> [What the exercise asks]
Put the lines of the records below into a numbered list, leaving out any blank lines.

-- Start of Records for processing --

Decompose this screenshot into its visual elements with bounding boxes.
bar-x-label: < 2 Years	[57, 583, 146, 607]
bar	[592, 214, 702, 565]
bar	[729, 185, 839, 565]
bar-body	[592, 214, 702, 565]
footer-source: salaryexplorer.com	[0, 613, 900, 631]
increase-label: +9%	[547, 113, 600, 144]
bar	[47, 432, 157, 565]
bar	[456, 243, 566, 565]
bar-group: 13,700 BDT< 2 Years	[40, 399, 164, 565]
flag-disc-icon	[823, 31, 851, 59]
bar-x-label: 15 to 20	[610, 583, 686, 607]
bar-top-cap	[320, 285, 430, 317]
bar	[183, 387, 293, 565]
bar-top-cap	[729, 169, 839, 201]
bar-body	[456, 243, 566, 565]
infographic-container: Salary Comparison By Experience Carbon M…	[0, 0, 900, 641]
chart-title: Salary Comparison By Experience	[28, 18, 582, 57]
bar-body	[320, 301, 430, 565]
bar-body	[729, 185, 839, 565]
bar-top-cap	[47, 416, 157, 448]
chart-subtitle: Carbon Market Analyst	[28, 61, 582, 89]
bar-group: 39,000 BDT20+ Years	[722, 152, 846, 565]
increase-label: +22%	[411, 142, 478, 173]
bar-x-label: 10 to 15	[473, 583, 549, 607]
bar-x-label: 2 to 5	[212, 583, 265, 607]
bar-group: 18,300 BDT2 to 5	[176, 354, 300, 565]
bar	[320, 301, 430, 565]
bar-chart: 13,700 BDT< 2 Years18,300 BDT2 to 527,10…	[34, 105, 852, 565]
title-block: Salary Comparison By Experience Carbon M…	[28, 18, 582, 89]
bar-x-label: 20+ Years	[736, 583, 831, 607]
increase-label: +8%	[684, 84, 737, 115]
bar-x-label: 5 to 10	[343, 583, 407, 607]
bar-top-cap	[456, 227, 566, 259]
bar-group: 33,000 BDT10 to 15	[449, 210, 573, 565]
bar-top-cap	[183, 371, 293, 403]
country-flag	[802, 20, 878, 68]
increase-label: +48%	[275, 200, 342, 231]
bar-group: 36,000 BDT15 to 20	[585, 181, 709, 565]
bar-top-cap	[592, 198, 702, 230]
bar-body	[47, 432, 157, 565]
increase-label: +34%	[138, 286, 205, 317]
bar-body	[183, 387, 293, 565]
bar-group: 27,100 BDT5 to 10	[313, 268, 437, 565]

-- End of Records for processing --

> [The completed task]
1. Decompose this screenshot into its visual elements with bounding boxes.
2. bar-x-label: < 2 Years	[57, 583, 146, 607]
3. bar	[592, 214, 702, 565]
4. bar	[729, 185, 839, 565]
5. bar-body	[592, 214, 702, 565]
6. footer-source: salaryexplorer.com	[0, 613, 900, 631]
7. increase-label: +9%	[547, 113, 600, 144]
8. bar	[47, 432, 157, 565]
9. bar	[456, 243, 566, 565]
10. bar-group: 13,700 BDT< 2 Years	[40, 399, 164, 565]
11. flag-disc-icon	[823, 31, 851, 59]
12. bar-x-label: 15 to 20	[610, 583, 686, 607]
13. bar-top-cap	[320, 285, 430, 317]
14. bar	[183, 387, 293, 565]
15. bar-top-cap	[729, 169, 839, 201]
16. bar-body	[456, 243, 566, 565]
17. infographic-container: Salary Comparison By Experience Carbon M…	[0, 0, 900, 641]
18. chart-title: Salary Comparison By Experience	[28, 18, 582, 57]
19. bar-body	[320, 301, 430, 565]
20. bar-body	[729, 185, 839, 565]
21. bar-top-cap	[47, 416, 157, 448]
22. chart-subtitle: Carbon Market Analyst	[28, 61, 582, 89]
23. bar-group: 39,000 BDT20+ Years	[722, 152, 846, 565]
24. increase-label: +22%	[411, 142, 478, 173]
25. bar-x-label: 10 to 15	[473, 583, 549, 607]
26. bar-x-label: 2 to 5	[212, 583, 265, 607]
27. bar-group: 18,300 BDT2 to 5	[176, 354, 300, 565]
28. bar	[320, 301, 430, 565]
29. bar-chart: 13,700 BDT< 2 Years18,300 BDT2 to 527,10…	[34, 105, 852, 565]
30. title-block: Salary Comparison By Experience Carbon M…	[28, 18, 582, 89]
31. bar-x-label: 20+ Years	[736, 583, 831, 607]
32. increase-label: +8%	[684, 84, 737, 115]
33. bar-x-label: 5 to 10	[343, 583, 407, 607]
34. bar-top-cap	[456, 227, 566, 259]
35. bar-group: 33,000 BDT10 to 15	[449, 210, 573, 565]
36. bar-top-cap	[183, 371, 293, 403]
37. country-flag	[802, 20, 878, 68]
38. increase-label: +48%	[275, 200, 342, 231]
39. bar-group: 36,000 BDT15 to 20	[585, 181, 709, 565]
40. bar-top-cap	[592, 198, 702, 230]
41. bar-body	[47, 432, 157, 565]
42. increase-label: +34%	[138, 286, 205, 317]
43. bar-body	[183, 387, 293, 565]
44. bar-group: 27,100 BDT5 to 10	[313, 268, 437, 565]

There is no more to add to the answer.